## THE EXERCISE
Find the lines with the string "this" and return them.

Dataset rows
* * *
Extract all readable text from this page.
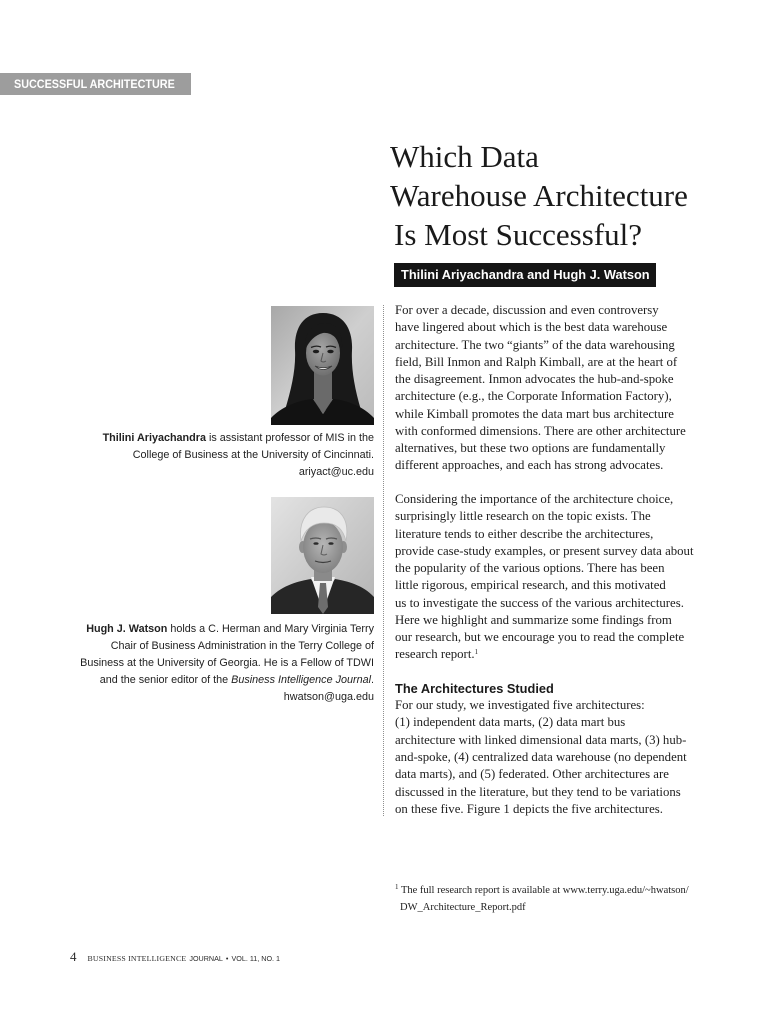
SUCCESSFUL ARCHITECTURE
Which Data
Warehouse Architecture
Is Most Successful?
Thilini Ariyachandra and Hugh J. Watson
Thilini Ariyachandra is assistant professor of MIS in the
College of Business at the University of Cincinnati.
ariyact@uc.edu
Hugh J. Watson holds a C. Herman and Mary Virginia Terry
Chair of Business Administration in the Terry College of
Business at the University of Georgia. He is a Fellow of TDWI
and the senior editor of the Business Intelligence Journal.
hwatson@uga.edu
For over a decade, discussion and even controversy
have lingered about which is the best data warehouse
architecture. The two “giants” of the data warehousing
field, Bill Inmon and Ralph Kimball, are at the heart of
the disagreement. Inmon advocates the hub-and-spoke
architecture (e.g., the Corporate Information Factory),
while Kimball promotes the data mart bus architecture
with conformed dimensions. There are other architecture
alternatives, but these two options are fundamentally
different approaches, and each has strong advocates.
Considering the importance of the architecture choice,
surprisingly little research on the topic exists. The
literature tends to either describe the architectures,
provide case-study examples, or present survey data about
the popularity of the various options. There has been
little rigorous, empirical research, and this motivated
us to investigate the success of the various architectures.
Here we highlight and summarize some findings from
our research, but we encourage you to read the complete
research report.$^1$
The Architectures Studied
For our study, we investigated five architectures:
(1) independent data marts, (2) data mart bus
architecture with linked dimensional data marts, (3) hub-
and-spoke, (4) centralized data warehouse (no dependent
data marts), and (5) federated. Other architectures are
discussed in the literature, but they tend to be variations
on these five. Figure 1 depicts the five architectures.
$^1$ The full research report is available at www.terry.uga.edu/~hwatson/
DW_Architecture_Report.pdf
4 BUSINESS INTELLIGENCE JOURNAL • VOL. 11, NO. 1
* * *
## EXERCISE SOLUTION
Extract all readable text from this page.
little rigorous, empirical research, and this motivated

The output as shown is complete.